## Begin

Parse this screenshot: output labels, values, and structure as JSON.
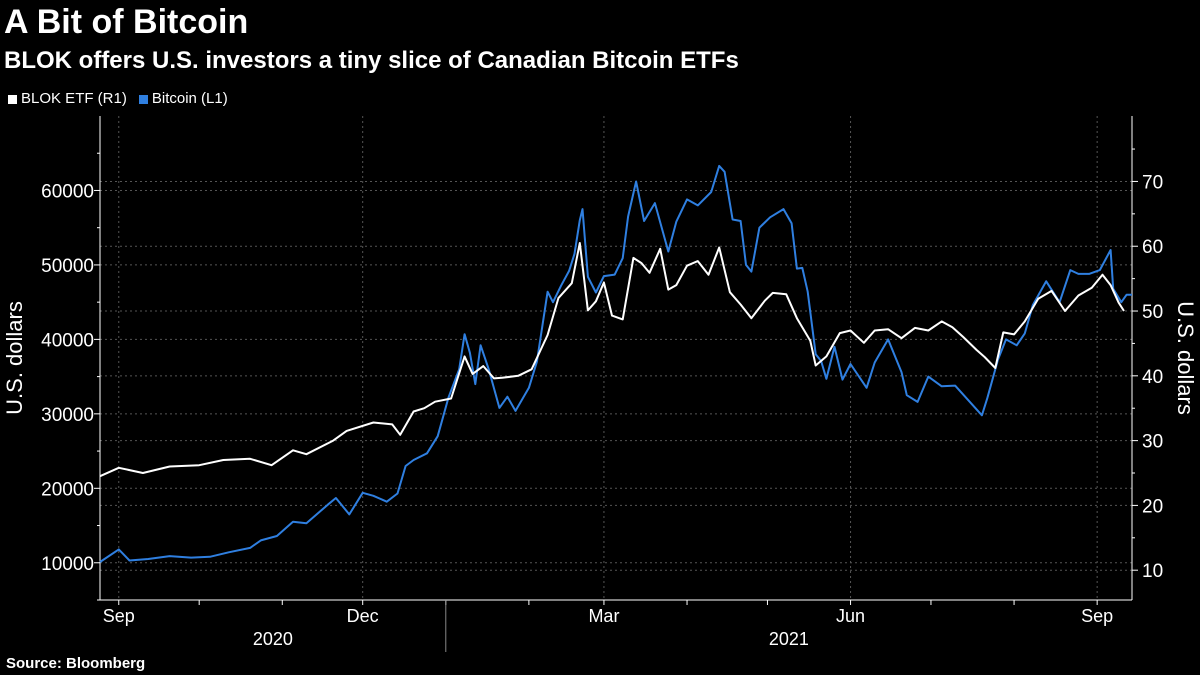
{
  "title": "A Bit of Bitcoin",
  "subtitle": "BLOK offers U.S. investors a tiny slice of Canadian Bitcoin ETFs",
  "source": "Source: Bloomberg",
  "colors": {
    "background": "#000000",
    "blok": "#ffffff",
    "bitcoin": "#2f7fe0",
    "grid": "#555555"
  },
  "chart_data": {
    "type": "line",
    "title": "A Bit of Bitcoin",
    "x_start": "2020-08-25",
    "x_end": "2021-09-14",
    "month_ticks": [
      "2020-09-01",
      "2020-10-01",
      "2020-11-01",
      "2020-12-01",
      "2021-01-01",
      "2021-02-01",
      "2021-03-01",
      "2021-04-01",
      "2021-05-01",
      "2021-06-01",
      "2021-07-01",
      "2021-08-01",
      "2021-09-01"
    ],
    "quarter_labels": [
      {
        "date": "2020-09-01",
        "label": "Sep"
      },
      {
        "date": "2020-12-01",
        "label": "Dec"
      },
      {
        "date": "2021-03-01",
        "label": "Mar"
      },
      {
        "date": "2021-06-01",
        "label": "Jun"
      },
      {
        "date": "2021-09-01",
        "label": "Sep"
      }
    ],
    "year_labels": [
      {
        "label": "2020",
        "from": "2020-08-25",
        "to": "2021-01-01"
      },
      {
        "label": "2021",
        "from": "2021-01-01",
        "to": "2021-09-14"
      }
    ],
    "year_divider": "2021-01-01",
    "left_axis": {
      "label": "U.S. dollars",
      "min": 5000,
      "max": 70000,
      "ticks": [
        10000,
        20000,
        30000,
        40000,
        50000,
        60000
      ]
    },
    "right_axis": {
      "label": "U.S. dollars",
      "min": 5.4,
      "max": 80.1,
      "ticks": [
        10,
        20,
        30,
        40,
        50,
        60,
        70
      ]
    },
    "series": [
      {
        "name": "Bitcoin (L1)",
        "axis": "left",
        "color": "#2f7fe0",
        "points": [
          [
            "2020-08-25",
            10100
          ],
          [
            "2020-09-01",
            11800
          ],
          [
            "2020-09-05",
            10300
          ],
          [
            "2020-09-12",
            10500
          ],
          [
            "2020-09-20",
            10900
          ],
          [
            "2020-09-28",
            10700
          ],
          [
            "2020-10-05",
            10800
          ],
          [
            "2020-10-12",
            11400
          ],
          [
            "2020-10-20",
            12000
          ],
          [
            "2020-10-24",
            13000
          ],
          [
            "2020-10-30",
            13600
          ],
          [
            "2020-11-05",
            15500
          ],
          [
            "2020-11-10",
            15300
          ],
          [
            "2020-11-18",
            17800
          ],
          [
            "2020-11-21",
            18700
          ],
          [
            "2020-11-26",
            16500
          ],
          [
            "2020-12-01",
            19400
          ],
          [
            "2020-12-05",
            19000
          ],
          [
            "2020-12-10",
            18200
          ],
          [
            "2020-12-14",
            19300
          ],
          [
            "2020-12-17",
            23000
          ],
          [
            "2020-12-20",
            23800
          ],
          [
            "2020-12-25",
            24700
          ],
          [
            "2020-12-29",
            27000
          ],
          [
            "2021-01-02",
            32200
          ],
          [
            "2021-01-06",
            36000
          ],
          [
            "2021-01-08",
            40700
          ],
          [
            "2021-01-10",
            38200
          ],
          [
            "2021-01-12",
            34000
          ],
          [
            "2021-01-14",
            39200
          ],
          [
            "2021-01-17",
            36000
          ],
          [
            "2021-01-21",
            30800
          ],
          [
            "2021-01-24",
            32300
          ],
          [
            "2021-01-27",
            30400
          ],
          [
            "2021-02-01",
            33500
          ],
          [
            "2021-02-04",
            37000
          ],
          [
            "2021-02-08",
            46400
          ],
          [
            "2021-02-10",
            45000
          ],
          [
            "2021-02-13",
            47200
          ],
          [
            "2021-02-16",
            49200
          ],
          [
            "2021-02-18",
            51500
          ],
          [
            "2021-02-20",
            56000
          ],
          [
            "2021-02-21",
            57500
          ],
          [
            "2021-02-23",
            48400
          ],
          [
            "2021-02-26",
            46300
          ],
          [
            "2021-03-01",
            48500
          ],
          [
            "2021-03-05",
            48700
          ],
          [
            "2021-03-08",
            50900
          ],
          [
            "2021-03-10",
            56500
          ],
          [
            "2021-03-13",
            61200
          ],
          [
            "2021-03-16",
            55900
          ],
          [
            "2021-03-20",
            58300
          ],
          [
            "2021-03-25",
            51800
          ],
          [
            "2021-03-28",
            55800
          ],
          [
            "2021-04-01",
            58800
          ],
          [
            "2021-04-05",
            58000
          ],
          [
            "2021-04-10",
            59800
          ],
          [
            "2021-04-13",
            63300
          ],
          [
            "2021-04-15",
            62500
          ],
          [
            "2021-04-18",
            56100
          ],
          [
            "2021-04-21",
            55900
          ],
          [
            "2021-04-23",
            50000
          ],
          [
            "2021-04-25",
            49100
          ],
          [
            "2021-04-28",
            55000
          ],
          [
            "2021-05-02",
            56400
          ],
          [
            "2021-05-07",
            57500
          ],
          [
            "2021-05-10",
            55600
          ],
          [
            "2021-05-12",
            49500
          ],
          [
            "2021-05-14",
            49600
          ],
          [
            "2021-05-16",
            46400
          ],
          [
            "2021-05-19",
            38000
          ],
          [
            "2021-05-21",
            37100
          ],
          [
            "2021-05-23",
            34700
          ],
          [
            "2021-05-26",
            39000
          ],
          [
            "2021-05-29",
            34600
          ],
          [
            "2021-06-01",
            36700
          ],
          [
            "2021-06-07",
            33500
          ],
          [
            "2021-06-10",
            36900
          ],
          [
            "2021-06-15",
            40000
          ],
          [
            "2021-06-20",
            35600
          ],
          [
            "2021-06-22",
            32500
          ],
          [
            "2021-06-26",
            31600
          ],
          [
            "2021-06-30",
            35000
          ],
          [
            "2021-07-05",
            33700
          ],
          [
            "2021-07-10",
            33800
          ],
          [
            "2021-07-15",
            31800
          ],
          [
            "2021-07-20",
            29800
          ],
          [
            "2021-07-22",
            32100
          ],
          [
            "2021-07-26",
            37300
          ],
          [
            "2021-07-29",
            40000
          ],
          [
            "2021-08-02",
            39200
          ],
          [
            "2021-08-05",
            40800
          ],
          [
            "2021-08-08",
            44600
          ],
          [
            "2021-08-13",
            47800
          ],
          [
            "2021-08-18",
            45000
          ],
          [
            "2021-08-22",
            49300
          ],
          [
            "2021-08-25",
            48800
          ],
          [
            "2021-08-29",
            48800
          ],
          [
            "2021-09-02",
            49300
          ],
          [
            "2021-09-06",
            52000
          ],
          [
            "2021-09-07",
            46800
          ],
          [
            "2021-09-10",
            45000
          ],
          [
            "2021-09-12",
            46000
          ],
          [
            "2021-09-14",
            46000
          ]
        ]
      },
      {
        "name": "BLOK ETF (R1)",
        "axis": "right",
        "color": "#ffffff",
        "points": [
          [
            "2020-08-25",
            24.5
          ],
          [
            "2020-09-01",
            25.8
          ],
          [
            "2020-09-10",
            25.0
          ],
          [
            "2020-09-20",
            26.0
          ],
          [
            "2020-10-01",
            26.2
          ],
          [
            "2020-10-10",
            27.0
          ],
          [
            "2020-10-20",
            27.2
          ],
          [
            "2020-10-28",
            26.2
          ],
          [
            "2020-11-05",
            28.5
          ],
          [
            "2020-11-10",
            27.9
          ],
          [
            "2020-11-20",
            30.0
          ],
          [
            "2020-11-25",
            31.5
          ],
          [
            "2020-12-05",
            32.8
          ],
          [
            "2020-12-12",
            32.5
          ],
          [
            "2020-12-15",
            30.9
          ],
          [
            "2020-12-20",
            34.5
          ],
          [
            "2020-12-24",
            35.0
          ],
          [
            "2020-12-28",
            36.0
          ],
          [
            "2021-01-03",
            36.5
          ],
          [
            "2021-01-08",
            43.0
          ],
          [
            "2021-01-11",
            40.3
          ],
          [
            "2021-01-15",
            41.5
          ],
          [
            "2021-01-19",
            39.6
          ],
          [
            "2021-01-22",
            39.7
          ],
          [
            "2021-01-28",
            40.0
          ],
          [
            "2021-02-02",
            41.0
          ],
          [
            "2021-02-08",
            46.3
          ],
          [
            "2021-02-12",
            52.0
          ],
          [
            "2021-02-17",
            54.3
          ],
          [
            "2021-02-20",
            60.5
          ],
          [
            "2021-02-23",
            50.1
          ],
          [
            "2021-02-26",
            51.5
          ],
          [
            "2021-03-01",
            54.4
          ],
          [
            "2021-03-04",
            49.3
          ],
          [
            "2021-03-08",
            48.7
          ],
          [
            "2021-03-12",
            58.2
          ],
          [
            "2021-03-15",
            57.4
          ],
          [
            "2021-03-18",
            55.9
          ],
          [
            "2021-03-22",
            59.6
          ],
          [
            "2021-03-25",
            53.3
          ],
          [
            "2021-03-28",
            54.0
          ],
          [
            "2021-04-01",
            57.0
          ],
          [
            "2021-04-05",
            57.7
          ],
          [
            "2021-04-09",
            55.6
          ],
          [
            "2021-04-13",
            59.8
          ],
          [
            "2021-04-17",
            52.9
          ],
          [
            "2021-04-21",
            51.0
          ],
          [
            "2021-04-25",
            48.9
          ],
          [
            "2021-04-30",
            51.6
          ],
          [
            "2021-05-03",
            52.8
          ],
          [
            "2021-05-08",
            52.6
          ],
          [
            "2021-05-12",
            48.9
          ],
          [
            "2021-05-17",
            45.4
          ],
          [
            "2021-05-19",
            41.6
          ],
          [
            "2021-05-23",
            43.0
          ],
          [
            "2021-05-28",
            46.6
          ],
          [
            "2021-06-01",
            47.0
          ],
          [
            "2021-06-06",
            45.1
          ],
          [
            "2021-06-10",
            47.0
          ],
          [
            "2021-06-15",
            47.2
          ],
          [
            "2021-06-20",
            45.8
          ],
          [
            "2021-06-25",
            47.4
          ],
          [
            "2021-06-30",
            47.0
          ],
          [
            "2021-07-05",
            48.4
          ],
          [
            "2021-07-09",
            47.5
          ],
          [
            "2021-07-13",
            46.0
          ],
          [
            "2021-07-18",
            44.0
          ],
          [
            "2021-07-21",
            42.9
          ],
          [
            "2021-07-25",
            41.2
          ],
          [
            "2021-07-28",
            46.7
          ],
          [
            "2021-08-01",
            46.4
          ],
          [
            "2021-08-05",
            48.4
          ],
          [
            "2021-08-10",
            51.9
          ],
          [
            "2021-08-15",
            53.1
          ],
          [
            "2021-08-20",
            50.0
          ],
          [
            "2021-08-25",
            52.4
          ],
          [
            "2021-08-30",
            53.6
          ],
          [
            "2021-09-03",
            55.6
          ],
          [
            "2021-09-06",
            54.0
          ],
          [
            "2021-09-09",
            51.3
          ],
          [
            "2021-09-11",
            50.0
          ]
        ]
      }
    ]
  }
}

## End

Which lines hold the string "date"? List them all.

WRITTEN RESPONSE:
        "date": "2020-09-01",
        "date": "2020-12-01",
        "date": "2021-03-01",
        "date": "2021-06-01",
        "date": "2021-09-01",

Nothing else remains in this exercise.